GIVEN PROBLEM: Among the lines of these entries, how many hold the word "Romulo"? State only the number.

PROVIDED INFORMATION:
%%

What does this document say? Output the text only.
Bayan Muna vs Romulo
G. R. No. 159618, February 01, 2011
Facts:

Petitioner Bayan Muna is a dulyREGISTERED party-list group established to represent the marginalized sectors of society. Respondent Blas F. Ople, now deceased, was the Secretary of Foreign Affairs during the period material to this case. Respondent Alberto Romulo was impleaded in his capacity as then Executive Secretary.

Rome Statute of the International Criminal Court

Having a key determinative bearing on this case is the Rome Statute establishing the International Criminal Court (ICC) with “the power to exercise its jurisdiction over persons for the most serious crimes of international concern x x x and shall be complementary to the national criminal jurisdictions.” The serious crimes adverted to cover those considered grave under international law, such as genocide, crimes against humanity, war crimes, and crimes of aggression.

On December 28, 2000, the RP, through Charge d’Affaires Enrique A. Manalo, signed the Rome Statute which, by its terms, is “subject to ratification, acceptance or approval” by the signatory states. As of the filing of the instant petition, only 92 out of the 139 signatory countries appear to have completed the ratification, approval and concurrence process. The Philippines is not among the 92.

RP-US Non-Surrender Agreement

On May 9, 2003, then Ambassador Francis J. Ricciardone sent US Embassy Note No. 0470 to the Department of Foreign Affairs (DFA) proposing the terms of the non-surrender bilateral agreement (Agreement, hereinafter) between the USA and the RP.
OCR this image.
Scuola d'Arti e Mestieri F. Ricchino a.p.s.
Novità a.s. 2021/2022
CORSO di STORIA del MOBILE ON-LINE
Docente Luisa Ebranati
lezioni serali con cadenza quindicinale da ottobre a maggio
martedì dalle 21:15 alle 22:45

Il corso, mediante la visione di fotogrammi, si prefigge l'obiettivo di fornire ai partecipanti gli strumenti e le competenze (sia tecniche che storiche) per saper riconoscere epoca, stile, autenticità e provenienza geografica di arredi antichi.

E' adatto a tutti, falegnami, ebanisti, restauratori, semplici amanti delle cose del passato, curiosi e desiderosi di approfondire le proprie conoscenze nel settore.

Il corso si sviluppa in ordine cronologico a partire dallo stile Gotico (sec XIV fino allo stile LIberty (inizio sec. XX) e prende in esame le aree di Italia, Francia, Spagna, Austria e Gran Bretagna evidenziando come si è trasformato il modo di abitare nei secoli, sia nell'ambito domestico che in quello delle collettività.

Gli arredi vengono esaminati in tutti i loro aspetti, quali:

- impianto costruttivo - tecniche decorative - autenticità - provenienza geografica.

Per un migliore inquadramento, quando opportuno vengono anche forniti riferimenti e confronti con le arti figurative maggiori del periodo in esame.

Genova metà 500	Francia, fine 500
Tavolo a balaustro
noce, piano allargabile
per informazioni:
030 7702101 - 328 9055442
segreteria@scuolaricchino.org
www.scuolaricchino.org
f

%%

RESULT OF THIS EXERCISE: 2